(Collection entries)
[START]

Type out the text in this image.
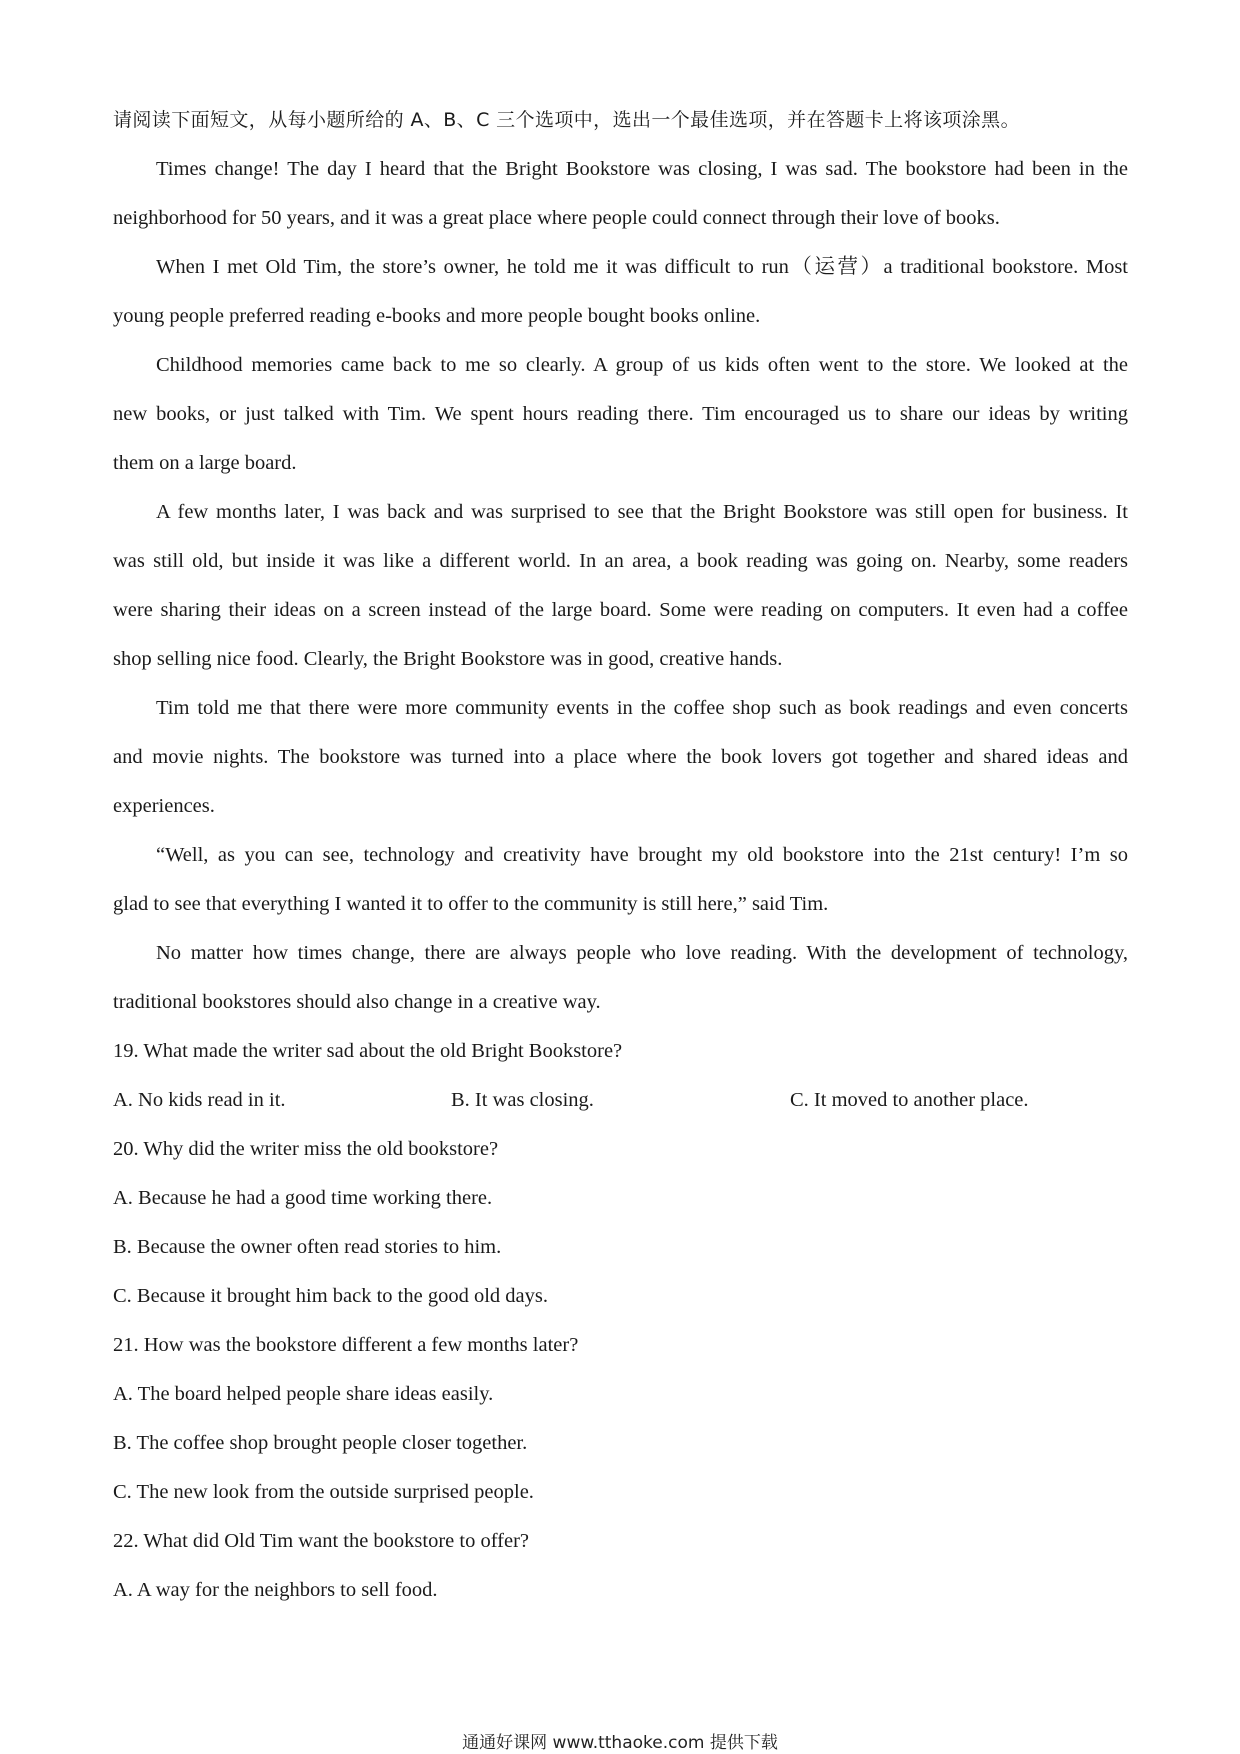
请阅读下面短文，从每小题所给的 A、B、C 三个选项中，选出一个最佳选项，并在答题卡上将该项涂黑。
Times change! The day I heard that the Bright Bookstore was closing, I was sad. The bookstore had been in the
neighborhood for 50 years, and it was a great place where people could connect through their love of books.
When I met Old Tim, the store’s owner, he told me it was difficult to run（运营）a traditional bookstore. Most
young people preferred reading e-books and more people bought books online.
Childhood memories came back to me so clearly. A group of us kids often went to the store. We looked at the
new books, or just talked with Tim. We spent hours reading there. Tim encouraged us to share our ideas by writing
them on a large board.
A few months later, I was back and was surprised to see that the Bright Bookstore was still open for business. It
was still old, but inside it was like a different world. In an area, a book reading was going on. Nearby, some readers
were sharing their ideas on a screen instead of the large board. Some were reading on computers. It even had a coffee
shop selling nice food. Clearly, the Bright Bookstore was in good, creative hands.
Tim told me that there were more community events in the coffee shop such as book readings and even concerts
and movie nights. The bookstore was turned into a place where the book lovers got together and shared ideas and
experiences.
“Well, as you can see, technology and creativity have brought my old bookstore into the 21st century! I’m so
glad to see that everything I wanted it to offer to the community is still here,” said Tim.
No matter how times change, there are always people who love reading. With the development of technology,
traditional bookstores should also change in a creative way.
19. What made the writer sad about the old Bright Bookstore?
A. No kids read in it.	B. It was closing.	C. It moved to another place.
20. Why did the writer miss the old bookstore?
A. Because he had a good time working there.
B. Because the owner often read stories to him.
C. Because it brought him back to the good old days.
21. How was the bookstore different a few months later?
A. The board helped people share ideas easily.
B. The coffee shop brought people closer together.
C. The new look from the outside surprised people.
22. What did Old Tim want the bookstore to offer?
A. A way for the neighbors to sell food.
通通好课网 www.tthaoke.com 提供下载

[END]
[START]

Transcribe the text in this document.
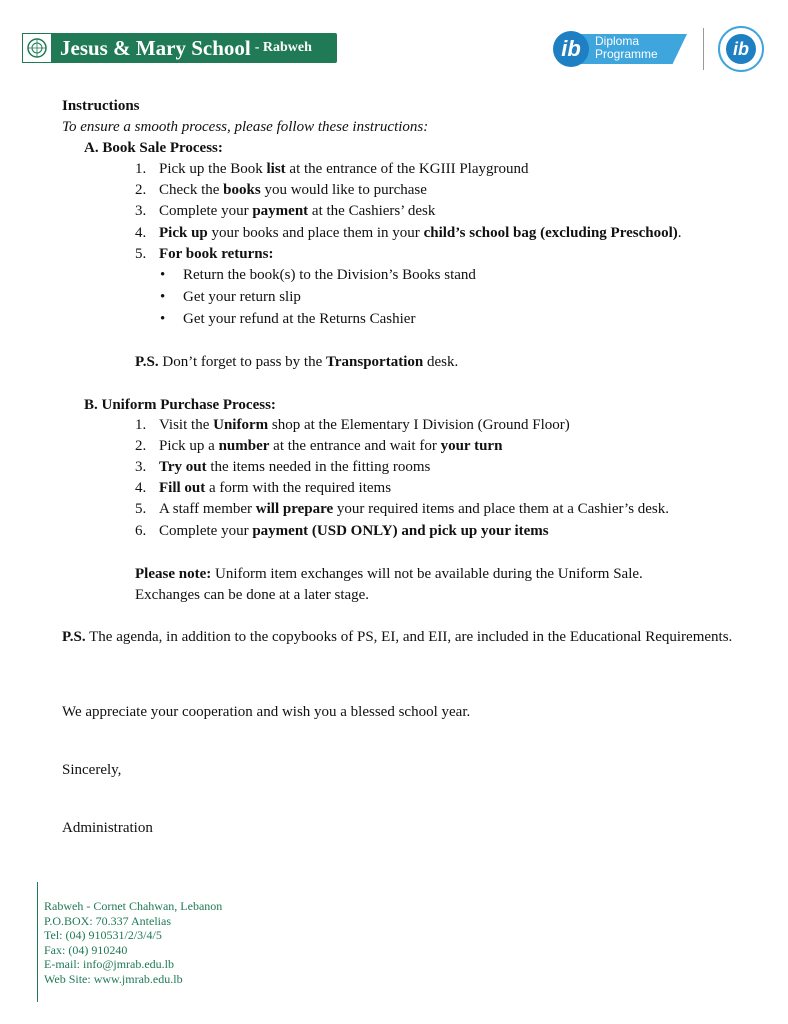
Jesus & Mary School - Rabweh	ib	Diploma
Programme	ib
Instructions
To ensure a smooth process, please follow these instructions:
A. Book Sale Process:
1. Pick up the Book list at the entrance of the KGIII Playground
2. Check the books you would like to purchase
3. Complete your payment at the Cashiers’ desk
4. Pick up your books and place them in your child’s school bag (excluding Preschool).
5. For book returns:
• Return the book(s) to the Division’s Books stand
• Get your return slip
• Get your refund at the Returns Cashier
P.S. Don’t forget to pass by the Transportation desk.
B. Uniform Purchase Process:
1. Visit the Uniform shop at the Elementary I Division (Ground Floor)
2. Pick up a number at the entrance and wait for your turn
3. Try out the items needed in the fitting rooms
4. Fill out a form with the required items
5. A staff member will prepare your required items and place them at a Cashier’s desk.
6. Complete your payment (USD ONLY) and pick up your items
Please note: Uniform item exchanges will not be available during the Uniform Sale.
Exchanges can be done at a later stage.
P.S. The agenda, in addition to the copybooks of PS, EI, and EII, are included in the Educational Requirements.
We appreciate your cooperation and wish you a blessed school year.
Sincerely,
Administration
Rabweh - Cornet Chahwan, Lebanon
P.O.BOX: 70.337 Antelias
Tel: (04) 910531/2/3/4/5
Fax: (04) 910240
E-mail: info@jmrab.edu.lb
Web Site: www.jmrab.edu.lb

[END]

» TASK PROMPT
In the entries above, find every line holding the word "together" and copy it out.

» FULL ANSWER
and movie nights. The bookstore was turned into a place where the book lovers got together and shared ideas and
B. The coffee shop brought people closer together.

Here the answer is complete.